> **Short exercise**:
Count every line that has "text" in it and give the total, nothing more.

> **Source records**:
════════

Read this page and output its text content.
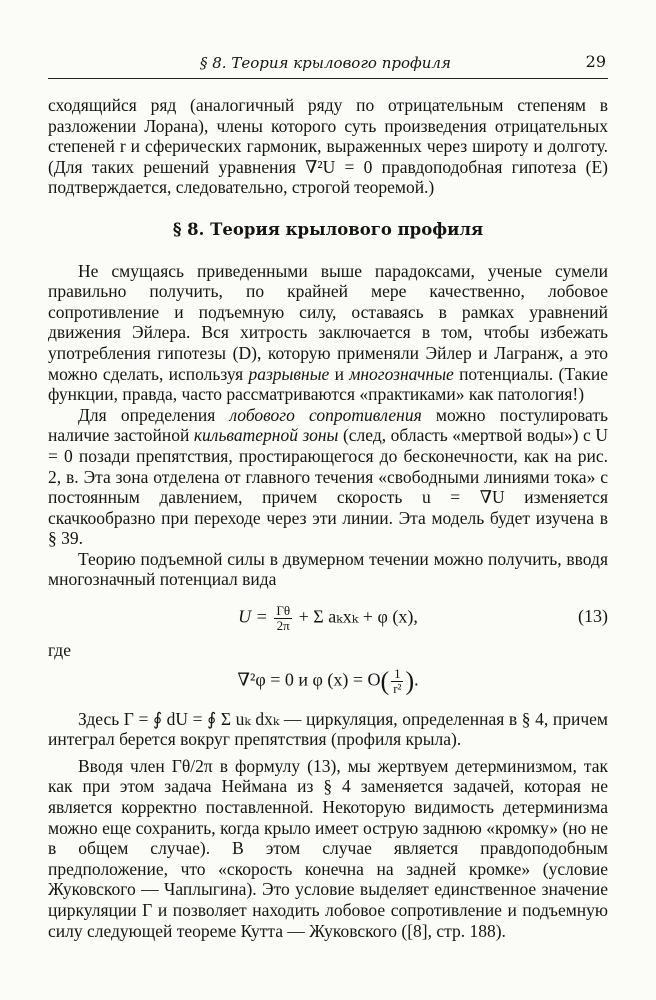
§ 8. Теория крылового профиля	29

сходящийся ряд (аналогичный ряду по отрицательным степеням в разложении Лорана), члены которого суть произведения отрицательных степеней r и сферических гармоник, выраженных через широту и долготу. (Для таких решений уравнения ∇²U = 0 правдоподобная гипотеза (E) подтверждается, следовательно, строгой теоремой.)

§ 8. Теория крылового профиля

Не смущаясь приведенными выше парадоксами, ученые сумели правильно получить, по крайней мере качественно, лобовое сопротивление и подъемную силу, оставаясь в рамках уравнений движения Эйлера. Вся хитрость заключается в том, чтобы избежать употребления гипотезы (D), которую применяли Эйлер и Лагранж, а это можно сделать, используя разрывные и многозначные потенциалы. (Такие функции, правда, часто рассматриваются «практиками» как патология!)

Для определения лобового сопротивления можно постулировать наличие застойной кильватерной зоны (след, область «мертвой воды») с U = 0 позади препятствия, простирающегося до бесконечности, как на рис. 2, в. Эта зона отделена от главного течения «свободными линиями тока» с постоянным давлением, причем скорость u = ∇U изменяется скачкообразно при переходе через эти линии. Эта модель будет изучена в § 39.

Теорию подъемной силы в двумерном течении можно получить, вводя многозначный потенциал вида

$U = \frac{\Gamma\theta}{2\pi} + \Sigma$ aₖxₖ + φ (x),	(13)

где

∇²φ = 0 и φ $(x) = O( \frac{1}{\text{r²}}$ ).

Здесь Γ = ∮ dU = ∮ Σ uₖ dxₖ — циркуляция, определенная в § 4, причем интеграл берется вокруг препятствия (профиля крыла).

Вводя член Γθ/2π в формулу (13), мы жертвуем детерминизмом, так как при этом задача Неймана из § 4 заменяется задачей, которая не является корректно поставленной. Некоторую видимость детерминизма можно еще сохранить, когда крыло имеет острую заднюю «кромку» (но не в общем случае). В этом случае является правдоподобным предположение, что «скорость конечна на задней кромке» (условие Жуковского — Чаплыгина). Это условие выделяет единственное значение циркуляции Γ и позволяет находить лобовое сопротивление и подъемную силу следующей теореме Кутта — Жуковского ([8], стр. 188).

════════

> **The output**:
2